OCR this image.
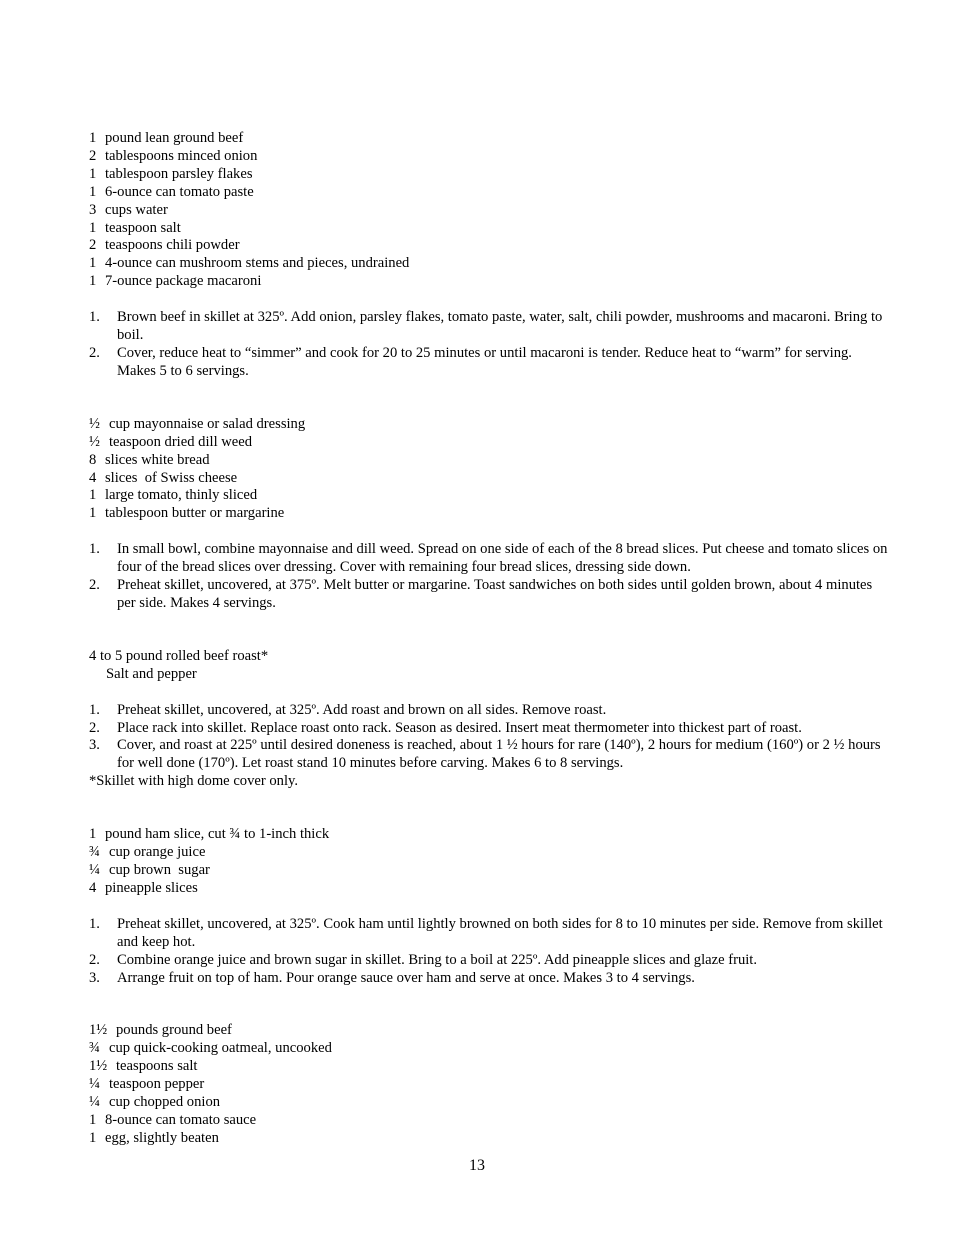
1 pound lean ground beef
2 tablespoons minced onion
1 tablespoon parsley flakes
1 6-ounce can tomato paste
3 cups water
1 teaspoon salt
2 teaspoons chili powder
1 4-ounce can mushroom stems and pieces, undrained
1 7-ounce package macaroni
1.	Brown beef in skillet at 325º. Add onion, parsley flakes, tomato paste, water, salt, chili powder, mushrooms and macaroni. Bring to boil.
2.	Cover, reduce heat to “simmer” and cook for 20 to 25 minutes or until macaroni is tender. Reduce heat to “warm” for serving. Makes 5 to 6 servings.
½ cup mayonnaise or salad dressing
½ teaspoon dried dill weed
8 slices white bread
4 slices  of Swiss cheese
1 large tomato, thinly sliced
1 tablespoon butter or margarine
1.	In small bowl, combine mayonnaise and dill weed. Spread on one side of each of the 8 bread slices. Put cheese and tomato slices on four of the bread slices over dressing. Cover with remaining four bread slices, dressing side down.
2.	Preheat skillet, uncovered, at 375º. Melt butter or margarine. Toast sandwiches on both sides until golden brown, about 4 minutes per side. Makes 4 servings.
4 to 5 pound rolled beef roast*
Salt and pepper
1.	Preheat skillet, uncovered, at 325º. Add roast and brown on all sides. Remove roast.
2.	Place rack into skillet. Replace roast onto rack. Season as desired. Insert meat thermometer into thickest part of roast.
3.	Cover, and roast at 225º until desired doneness is reached, about 1 ½ hours for rare (140º), 2 hours for medium (160º) or 2 ½ hours for well done (170º). Let roast stand 10 minutes before carving. Makes 6 to 8 servings.
*Skillet with high dome cover only.
1 pound ham slice, cut ¾ to 1-inch thick
¾ cup orange juice
¼ cup brown  sugar
4 pineapple slices
1.	Preheat skillet, uncovered, at 325º. Cook ham until lightly browned on both sides for 8 to 10 minutes per side. Remove from skillet and keep hot.
2.	Combine orange juice and brown sugar in skillet. Bring to a boil at 225º. Add pineapple slices and glaze fruit.
3.	Arrange fruit on top of ham. Pour orange sauce over ham and serve at once. Makes 3 to 4 servings.
1½ pounds ground beef
¾ cup quick-cooking oatmeal, uncooked
1½ teaspoons salt
¼ teaspoon pepper
¼ cup chopped onion
1 8-ounce can tomato sauce
1 egg, slightly beaten
13
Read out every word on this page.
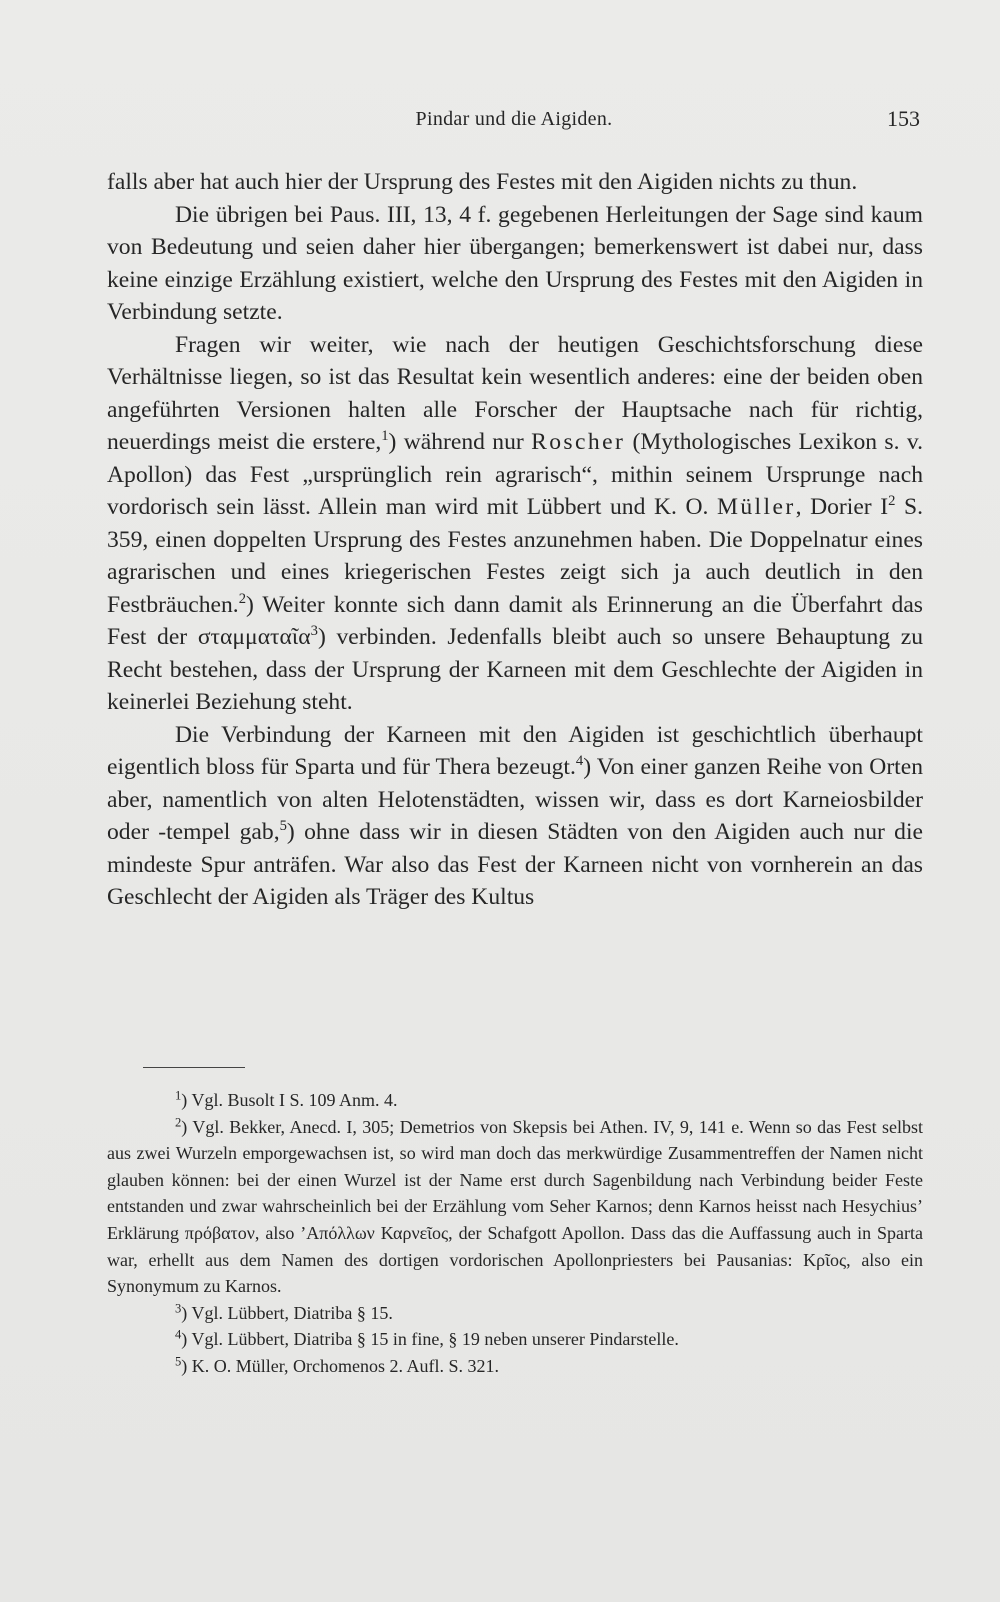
Pindar und die Aigiden.	153

falls aber hat auch hier der Ursprung des Festes mit den Aigiden nichts zu thun.

Die übrigen bei Paus. III, 13, 4 f. gegebenen Herleitungen der Sage sind kaum von Bedeutung und seien daher hier übergangen; bemerkenswert ist dabei nur, dass keine einzige Erzählung existiert, welche den Ursprung des Festes mit den Aigiden in Verbindung setzte.

Fragen wir weiter, wie nach der heutigen Geschichtsforschung diese Verhältnisse liegen, so ist das Resultat kein wesentlich anderes: eine der beiden oben angeführten Versionen halten alle Forscher der Hauptsache nach für richtig, neuerdings meist die erstere,$^1$) während nur Roscher (Mythologisches Lexikon s. v. Apollon) das Fest „ursprünglich rein agrarisch“, mithin seinem Ursprunge nach vordorisch sein lässt. Allein man wird mit Lübbert und K. O. Müller, Dorier $I^2$ S. 359, einen doppelten Ursprung des Festes anzunehmen haben. Die Doppelnatur eines agrarischen und eines kriegerischen Festes zeigt sich ja auch deutlich in den Festbräuchen.$^2$) Weiter konnte sich dann damit als Erinnerung an die Überfahrt das Fest der σταμματαῖα$^3$) verbinden. Jedenfalls bleibt auch so unsere Behauptung zu Recht bestehen, dass der Ursprung der Karneen mit dem Geschlechte der Aigiden in keinerlei Beziehung steht.

Die Verbindung der Karneen mit den Aigiden ist geschichtlich überhaupt eigentlich bloss für Sparta und für Thera bezeugt.$^4$) Von einer ganzen Reihe von Orten aber, namentlich von alten Helotenstädten, wissen wir, dass es dort Karneiosbilder oder -tempel gab,$^5$) ohne dass wir in diesen Städten von den Aigiden auch nur die mindeste Spur anträfen. War also das Fest der Karneen nicht von vornherein an das Geschlecht der Aigiden als Träger des Kultus

$^1$) Vgl. Busolt I S. 109 Anm. 4.

$^2$) Vgl. Bekker, Anecd. I, 305; Demetrios von Skepsis bei Athen. IV, 9, 141 e. Wenn so das Fest selbst aus zwei Wurzeln emporgewachsen ist, so wird man doch das merkwürdige Zusammentreffen der Namen nicht glauben können: bei der einen Wurzel ist der Name erst durch Sagenbildung nach Verbindung beider Feste entstanden und zwar wahrscheinlich bei der Erzählung vom Seher Karnos; denn Karnos heisst nach Hesychius’ Erklärung πρόβατον, also ’Απόλλων Καρνεῖος, der Schafgott Apollon. Dass das die Auffassung auch in Sparta war, erhellt aus dem Namen des dortigen vordorischen Apollonpriesters bei Pausanias: Κρῖος, also ein Synonymum zu Karnos.

$^3$) Vgl. Lübbert, Diatriba § 15.

$^4$) Vgl. Lübbert, Diatriba § 15 in fine, § 19 neben unserer Pindarstelle.

$^5$) K. O. Müller, Orchomenos 2. Aufl. S. 321.
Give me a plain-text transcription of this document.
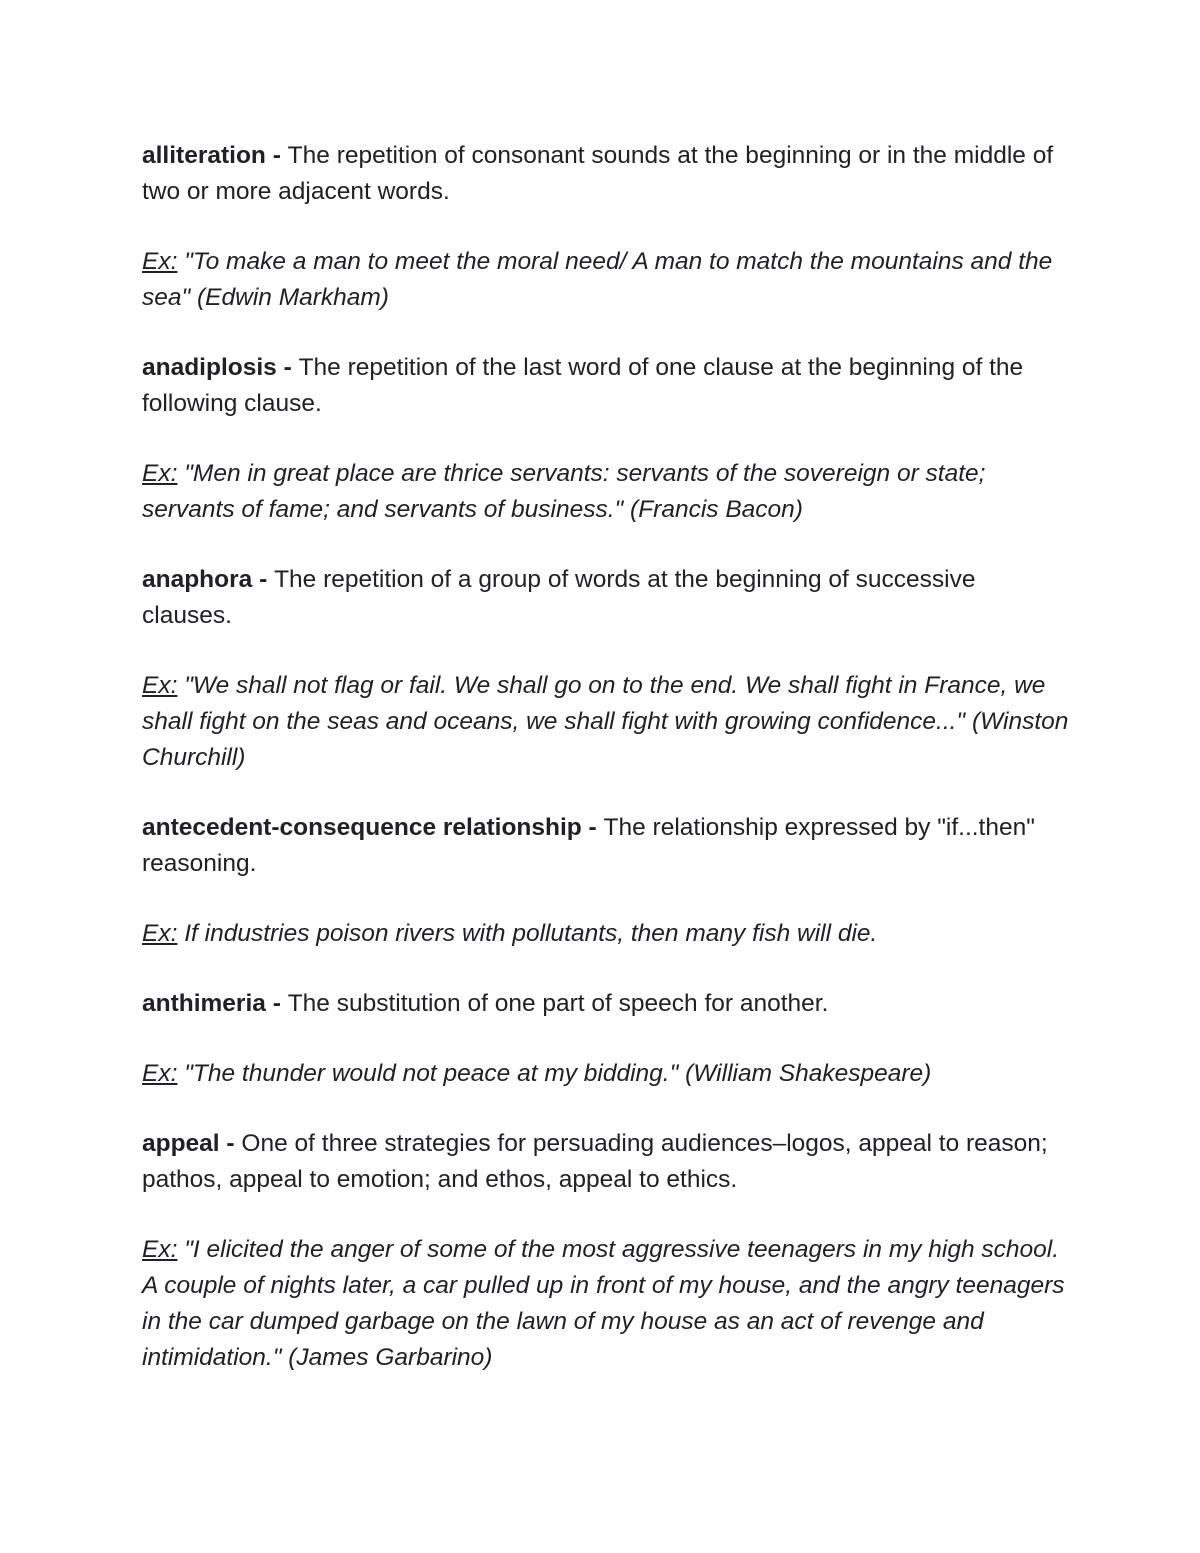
alliteration - The repetition of consonant sounds at the beginning or in the middle of two or more adjacent words.

Ex: "To make a man to meet the moral need/ A man to match the mountains and the sea" (Edwin Markham)

anadiplosis - The repetition of the last word of one clause at the beginning of the following clause.

Ex: "Men in great place are thrice servants: servants of the sovereign or state; servants of fame; and servants of business." (Francis Bacon)

anaphora - The repetition of a group of words at the beginning of successive clauses.

Ex: "We shall not flag or fail. We shall go on to the end. We shall fight in France, we shall fight on the seas and oceans, we shall fight with growing confidence..." (Winston Churchill)

antecedent-consequence relationship - The relationship expressed by "if...then" reasoning.

Ex: If industries poison rivers with pollutants, then many fish will die.

anthimeria - The substitution of one part of speech for another.

Ex: "The thunder would not peace at my bidding." (William Shakespeare)

appeal - One of three strategies for persuading audiences–logos, appeal to reason; pathos, appeal to emotion; and ethos, appeal to ethics.

Ex: "I elicited the anger of some of the most aggressive teenagers in my high school. A couple of nights later, a car pulled up in front of my house, and the angry teenagers in the car dumped garbage on the lawn of my house as an act of revenge and intimidation." (James Garbarino)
..............................
### Aim
Take the entries shown above and quote them verbatim, passing over the pictures.

### Worked answer
OCR this image.
1 pound lean ground beef
2 tablespoons minced onion
1 tablespoon parsley flakes
1 6-ounce can tomato paste
3 cups water
1 teaspoon salt
2 teaspoons chili powder
1 4-ounce can mushroom stems and pieces, undrained
1 7-ounce package macaroni
1.	Brown beef in skillet at 325º. Add onion, parsley flakes, tomato paste, water, salt, chili powder, mushrooms and macaroni. Bring to boil.
2.	Cover, reduce heat to “simmer” and cook for 20 to 25 minutes or until macaroni is tender. Reduce heat to “warm” for serving. Makes 5 to 6 servings.
½ cup mayonnaise or salad dressing
½ teaspoon dried dill weed
8 slices white bread
4 slices  of Swiss cheese
1 large tomato, thinly sliced
1 tablespoon butter or margarine
1.	In small bowl, combine mayonnaise and dill weed. Spread on one side of each of the 8 bread slices. Put cheese and tomato slices on four of the bread slices over dressing. Cover with remaining four bread slices, dressing side down.
2.	Preheat skillet, uncovered, at 375º. Melt butter or margarine. Toast sandwiches on both sides until golden brown, about 4 minutes per side. Makes 4 servings.
4 to 5 pound rolled beef roast*
Salt and pepper
1.	Preheat skillet, uncovered, at 325º. Add roast and brown on all sides. Remove roast.
2.	Place rack into skillet. Replace roast onto rack. Season as desired. Insert meat thermometer into thickest part of roast.
3.	Cover, and roast at 225º until desired doneness is reached, about 1 ½ hours for rare (140º), 2 hours for medium (160º) or 2 ½ hours for well done (170º). Let roast stand 10 minutes before carving. Makes 6 to 8 servings.
*Skillet with high dome cover only.
1 pound ham slice, cut ¾ to 1-inch thick
¾ cup orange juice
¼ cup brown  sugar
4 pineapple slices
1.	Preheat skillet, uncovered, at 325º. Cook ham until lightly browned on both sides for 8 to 10 minutes per side. Remove from skillet and keep hot.
2.	Combine orange juice and brown sugar in skillet. Bring to a boil at 225º. Add pineapple slices and glaze fruit.
3.	Arrange fruit on top of ham. Pour orange sauce over ham and serve at once. Makes 3 to 4 servings.
1½ pounds ground beef
¾ cup quick-cooking oatmeal, uncooked
1½ teaspoons salt
¼ teaspoon pepper
¼ cup chopped onion
1 8-ounce can tomato sauce
1 egg, slightly beaten
13
Read out every word on this page.
Pindar und die Aigiden.	153

falls aber hat auch hier der Ursprung des Festes mit den Aigiden nichts zu thun.

Die übrigen bei Paus. III, 13, 4 f. gegebenen Herleitungen der Sage sind kaum von Bedeutung und seien daher hier übergangen; bemerkenswert ist dabei nur, dass keine einzige Erzählung existiert, welche den Ursprung des Festes mit den Aigiden in Verbindung setzte.

Fragen wir weiter, wie nach der heutigen Geschichtsforschung diese Verhältnisse liegen, so ist das Resultat kein wesentlich anderes: eine der beiden oben angeführten Versionen halten alle Forscher der Hauptsache nach für richtig, neuerdings meist die erstere,$^1$) während nur Roscher (Mythologisches Lexikon s. v. Apollon) das Fest „ursprünglich rein agrarisch“, mithin seinem Ursprunge nach vordorisch sein lässt. Allein man wird mit Lübbert und K. O. Müller, Dorier $I^2$ S. 359, einen doppelten Ursprung des Festes anzunehmen haben. Die Doppelnatur eines agrarischen und eines kriegerischen Festes zeigt sich ja auch deutlich in den Festbräuchen.$^2$) Weiter konnte sich dann damit als Erinnerung an die Überfahrt das Fest der σταμματαῖα$^3$) verbinden. Jedenfalls bleibt auch so unsere Behauptung zu Recht bestehen, dass der Ursprung der Karneen mit dem Geschlechte der Aigiden in keinerlei Beziehung steht.

Die Verbindung der Karneen mit den Aigiden ist geschichtlich überhaupt eigentlich bloss für Sparta und für Thera bezeugt.$^4$) Von einer ganzen Reihe von Orten aber, namentlich von alten Helotenstädten, wissen wir, dass es dort Karneiosbilder oder -tempel gab,$^5$) ohne dass wir in diesen Städten von den Aigiden auch nur die mindeste Spur anträfen. War also das Fest der Karneen nicht von vornherein an das Geschlecht der Aigiden als Träger des Kultus

$^1$) Vgl. Busolt I S. 109 Anm. 4.

$^2$) Vgl. Bekker, Anecd. I, 305; Demetrios von Skepsis bei Athen. IV, 9, 141 e. Wenn so das Fest selbst aus zwei Wurzeln emporgewachsen ist, so wird man doch das merkwürdige Zusammentreffen der Namen nicht glauben können: bei der einen Wurzel ist der Name erst durch Sagenbildung nach Verbindung beider Feste entstanden und zwar wahrscheinlich bei der Erzählung vom Seher Karnos; denn Karnos heisst nach Hesychius’ Erklärung πρόβατον, also ’Απόλλων Καρνεῖος, der Schafgott Apollon. Dass das die Auffassung auch in Sparta war, erhellt aus dem Namen des dortigen vordorischen Apollonpriesters bei Pausanias: Κρῖος, also ein Synonymum zu Karnos.

$^3$) Vgl. Lübbert, Diatriba § 15.

$^4$) Vgl. Lübbert, Diatriba § 15 in fine, § 19 neben unserer Pindarstelle.

$^5$) K. O. Müller, Orchomenos 2. Aufl. S. 321.
Give me a plain-text transcription of this document.
alliteration - The repetition of consonant sounds at the beginning or in the middle of two or more adjacent words.

Ex: "To make a man to meet the moral need/ A man to match the mountains and the sea" (Edwin Markham)

anadiplosis - The repetition of the last word of one clause at the beginning of the following clause.

Ex: "Men in great place are thrice servants: servants of the sovereign or state; servants of fame; and servants of business." (Francis Bacon)

anaphora - The repetition of a group of words at the beginning of successive clauses.

Ex: "We shall not flag or fail. We shall go on to the end. We shall fight in France, we shall fight on the seas and oceans, we shall fight with growing confidence..." (Winston Churchill)

antecedent-consequence relationship - The relationship expressed by "if...then" reasoning.

Ex: If industries poison rivers with pollutants, then many fish will die.

anthimeria - The substitution of one part of speech for another.

Ex: "The thunder would not peace at my bidding." (William Shakespeare)

appeal - One of three strategies for persuading audiences–logos, appeal to reason; pathos, appeal to emotion; and ethos, appeal to ethics.

Ex: "I elicited the anger of some of the most aggressive teenagers in my high school. A couple of nights later, a car pulled up in front of my house, and the angry teenagers in the car dumped garbage on the lawn of my house as an act of revenge and intimidation." (James Garbarino)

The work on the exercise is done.